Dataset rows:
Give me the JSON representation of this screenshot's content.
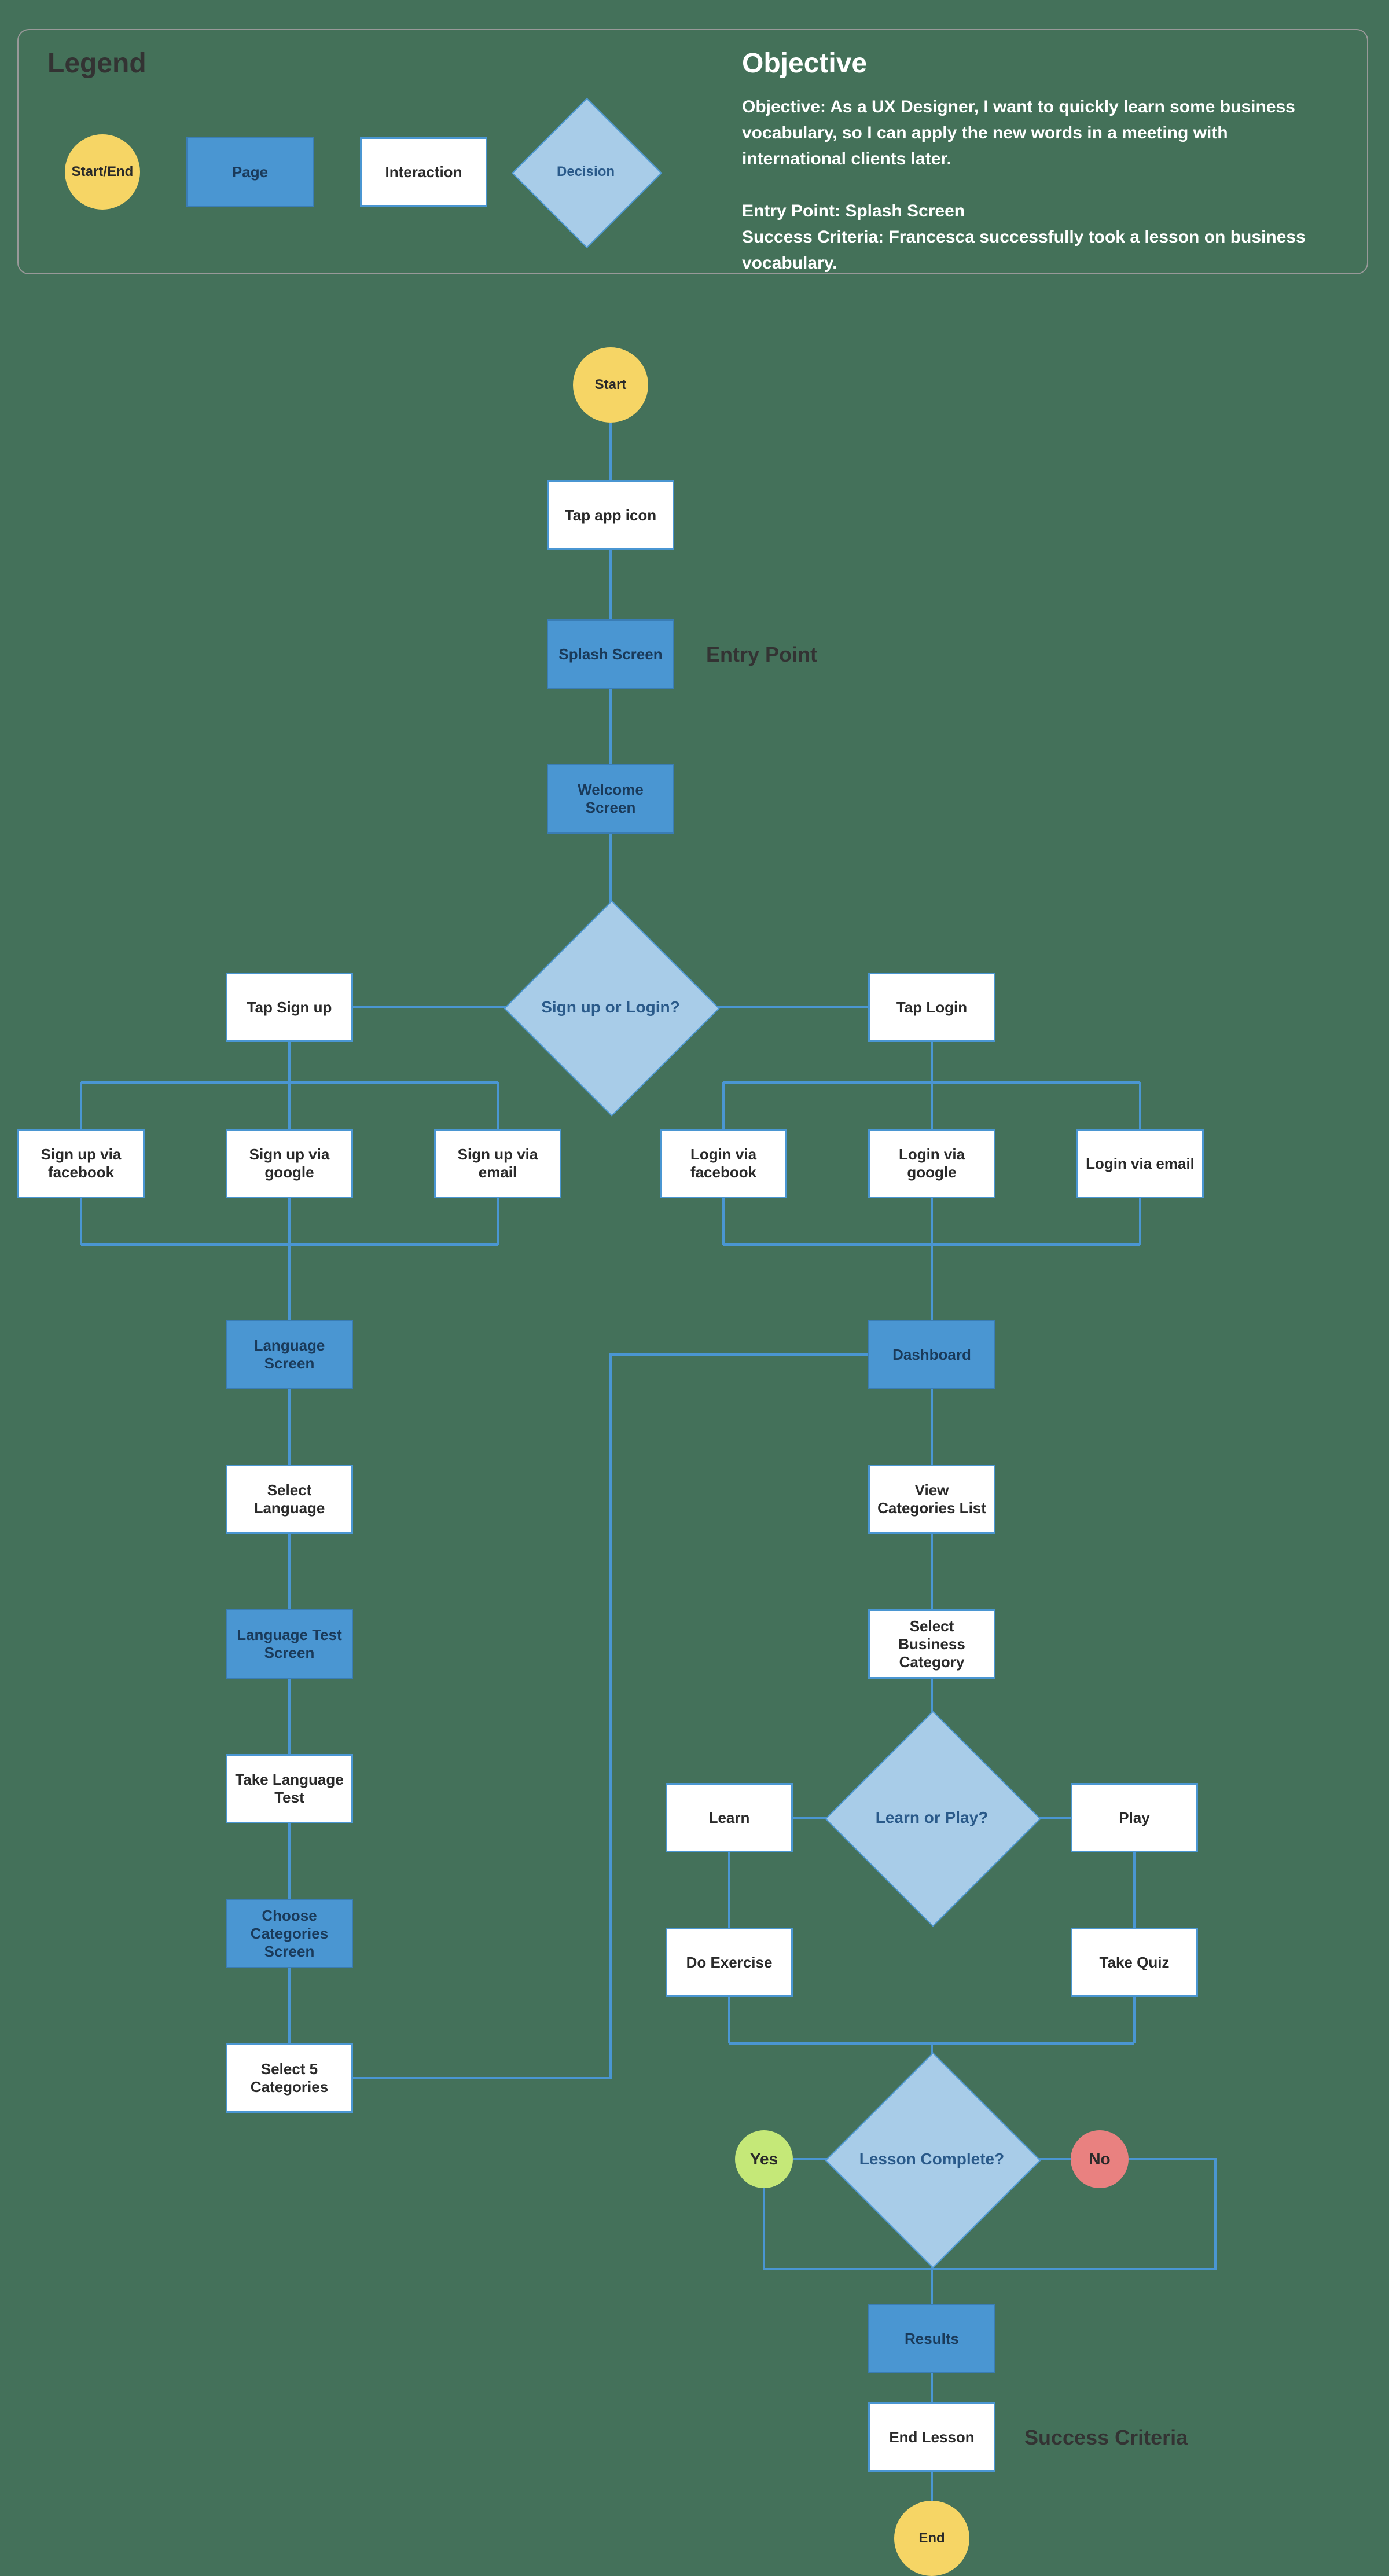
{
  "legend": {
    "title": "Legend",
    "start_end": "Start/End",
    "page": "Page",
    "interaction": "Interaction",
    "decision": "Decision"
  },
  "objective": {
    "title": "Objective",
    "line1": "Objective:  As a  UX Designer, I want to quickly learn some business vocabulary, so I can apply the new words in a meeting with international clients later.",
    "line2": "Entry Point: Splash Screen",
    "line3": "Success Criteria: Francesca successfully took a lesson on business vocabulary."
  },
  "annotations": {
    "entry_point": "Entry Point",
    "success_criteria": "Success Criteria"
  },
  "nodes": {
    "start": "Start",
    "tap_app_icon": "Tap app icon",
    "splash_screen": "Splash Screen",
    "welcome_screen": "Welcome Screen",
    "signup_or_login": "Sign up or Login?",
    "tap_signup": "Tap Sign up",
    "tap_login": "Tap Login",
    "signup_facebook": "Sign up via facebook",
    "signup_google": "Sign up via google",
    "signup_email": "Sign up via email",
    "login_facebook": "Login via facebook",
    "login_google": "Login via google",
    "login_email": "Login via email",
    "language_screen": "Language Screen",
    "dashboard": "Dashboard",
    "select_language": "Select Language",
    "language_test_screen": "Language Test Screen",
    "take_language_test": "Take Language Test",
    "choose_categories_screen": "Choose Categories Screen",
    "select_5_categories": "Select 5 Categories",
    "view_categories_list": "View Categories List",
    "select_business_category": "Select Business Category",
    "learn_or_play": "Learn or Play?",
    "learn": "Learn",
    "play": "Play",
    "do_exercise": "Do Exercise",
    "take_quiz": "Take Quiz",
    "lesson_complete": "Lesson Complete?",
    "yes": "Yes",
    "no": "No",
    "results": "Results",
    "end_lesson": "End Lesson",
    "end": "End"
  }
}
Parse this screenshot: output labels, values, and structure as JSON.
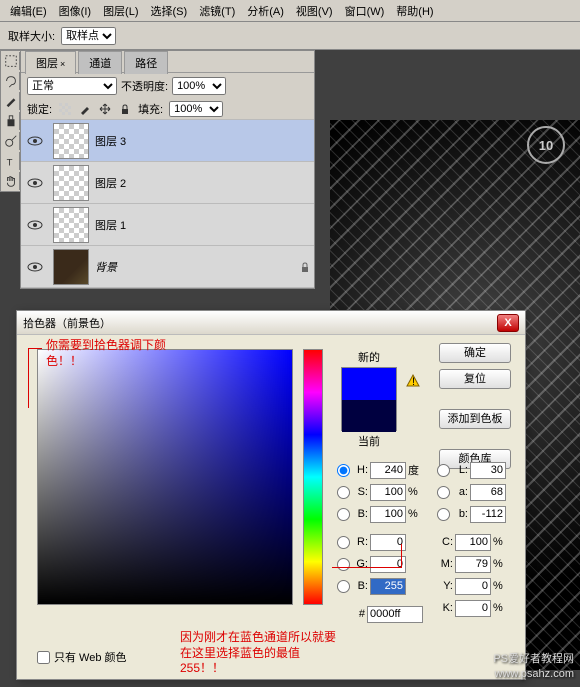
{
  "menu": [
    "编辑(E)",
    "图像(I)",
    "图层(L)",
    "选择(S)",
    "滤镜(T)",
    "分析(A)",
    "视图(V)",
    "窗口(W)",
    "帮助(H)"
  ],
  "optionsbar": {
    "sample_label": "取样大小:",
    "sample_value": "取样点"
  },
  "panel": {
    "tabs": [
      "图层",
      "通道",
      "路径"
    ],
    "active_tab": 0,
    "blend": "正常",
    "opacity_label": "不透明度:",
    "opacity_value": "100%",
    "lock_label": "锁定:",
    "fill_label": "填充:",
    "fill_value": "100%",
    "layers": [
      {
        "name": "图层 3",
        "selected": true
      },
      {
        "name": "图层 2",
        "selected": false
      },
      {
        "name": "图层 1",
        "selected": false
      },
      {
        "name": "背景",
        "selected": false,
        "bg": true
      }
    ]
  },
  "picker": {
    "title": "拾色器（前景色）",
    "new_label": "新的",
    "current_label": "当前",
    "ok": "确定",
    "cancel": "复位",
    "addswatch": "添加到色板",
    "libs": "颜色库",
    "fields": {
      "H": "240",
      "H_unit": "度",
      "S": "100",
      "S_unit": "%",
      "B_hsb": "100",
      "B_hsb_unit": "%",
      "R": "0",
      "G": "0",
      "B_rgb": "255",
      "L": "30",
      "a": "68",
      "b_lab": "-112",
      "C": "100",
      "C_unit": "%",
      "M": "79",
      "M_unit": "%",
      "Y": "0",
      "Y_unit": "%",
      "K": "0",
      "K_unit": "%",
      "hex": "0000ff"
    },
    "webonly": "只有 Web 颜色"
  },
  "annotations": {
    "a1": "你需要到拾色器调下颜色！！",
    "a2": "因为刚才在蓝色通道所以就要在这里选择蓝色的最值255！！"
  },
  "badge": "10",
  "watermark": {
    "l1": "PS爱好者教程网",
    "l2": "www.psahz.com"
  }
}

■ What to produce ■
All records must be output exactly as they are, except for the pictures, which are left out.

■ Full solution ■
Give me the JSON representation of this screenshot's content.
{
  "legend": {
    "title": "Legend",
    "start_end": "Start/End",
    "page": "Page",
    "interaction": "Interaction",
    "decision": "Decision"
  },
  "objective": {
    "title": "Objective",
    "line1": "Objective:  As a  UX Designer, I want to quickly learn some business vocabulary, so I can apply the new words in a meeting with international clients later.",
    "line2": "Entry Point: Splash Screen",
    "line3": "Success Criteria: Francesca successfully took a lesson on business vocabulary."
  },
  "annotations": {
    "entry_point": "Entry Point",
    "success_criteria": "Success Criteria"
  },
  "nodes": {
    "start": "Start",
    "tap_app_icon": "Tap app icon",
    "splash_screen": "Splash Screen",
    "welcome_screen": "Welcome Screen",
    "signup_or_login": "Sign up or Login?",
    "tap_signup": "Tap Sign up",
    "tap_login": "Tap Login",
    "signup_facebook": "Sign up via facebook",
    "signup_google": "Sign up via google",
    "signup_email": "Sign up via email",
    "login_facebook": "Login via facebook",
    "login_google": "Login via google",
    "login_email": "Login via email",
    "language_screen": "Language Screen",
    "dashboard": "Dashboard",
    "select_language": "Select Language",
    "language_test_screen": "Language Test Screen",
    "take_language_test": "Take Language Test",
    "choose_categories_screen": "Choose Categories Screen",
    "select_5_categories": "Select 5 Categories",
    "view_categories_list": "View Categories List",
    "select_business_category": "Select Business Category",
    "learn_or_play": "Learn or Play?",
    "learn": "Learn",
    "play": "Play",
    "do_exercise": "Do Exercise",
    "take_quiz": "Take Quiz",
    "lesson_complete": "Lesson Complete?",
    "yes": "Yes",
    "no": "No",
    "results": "Results",
    "end_lesson": "End Lesson",
    "end": "End"
  }
}
Parse this screenshot: output labels, values, and structure as JSON.
{
  "menu": [
    "编辑(E)",
    "图像(I)",
    "图层(L)",
    "选择(S)",
    "滤镜(T)",
    "分析(A)",
    "视图(V)",
    "窗口(W)",
    "帮助(H)"
  ],
  "optionsbar": {
    "sample_label": "取样大小:",
    "sample_value": "取样点"
  },
  "panel": {
    "tabs": [
      "图层",
      "通道",
      "路径"
    ],
    "active_tab": 0,
    "blend": "正常",
    "opacity_label": "不透明度:",
    "opacity_value": "100%",
    "lock_label": "锁定:",
    "fill_label": "填充:",
    "fill_value": "100%",
    "layers": [
      {
        "name": "图层 3",
        "selected": true
      },
      {
        "name": "图层 2",
        "selected": false
      },
      {
        "name": "图层 1",
        "selected": false
      },
      {
        "name": "背景",
        "selected": false,
        "bg": true
      }
    ]
  },
  "picker": {
    "title": "拾色器（前景色）",
    "new_label": "新的",
    "current_label": "当前",
    "ok": "确定",
    "cancel": "复位",
    "addswatch": "添加到色板",
    "libs": "颜色库",
    "fields": {
      "H": "240",
      "H_unit": "度",
      "S": "100",
      "S_unit": "%",
      "B_hsb": "100",
      "B_hsb_unit": "%",
      "R": "0",
      "G": "0",
      "B_rgb": "255",
      "L": "30",
      "a": "68",
      "b_lab": "-112",
      "C": "100",
      "C_unit": "%",
      "M": "79",
      "M_unit": "%",
      "Y": "0",
      "Y_unit": "%",
      "K": "0",
      "K_unit": "%",
      "hex": "0000ff"
    },
    "webonly": "只有 Web 颜色"
  },
  "annotations": {
    "a1": "你需要到拾色器调下颜色！！",
    "a2": "因为刚才在蓝色通道所以就要在这里选择蓝色的最值255！！"
  },
  "badge": "10",
  "watermark": {
    "l1": "PS爱好者教程网",
    "l2": "www.psahz.com"
  }
}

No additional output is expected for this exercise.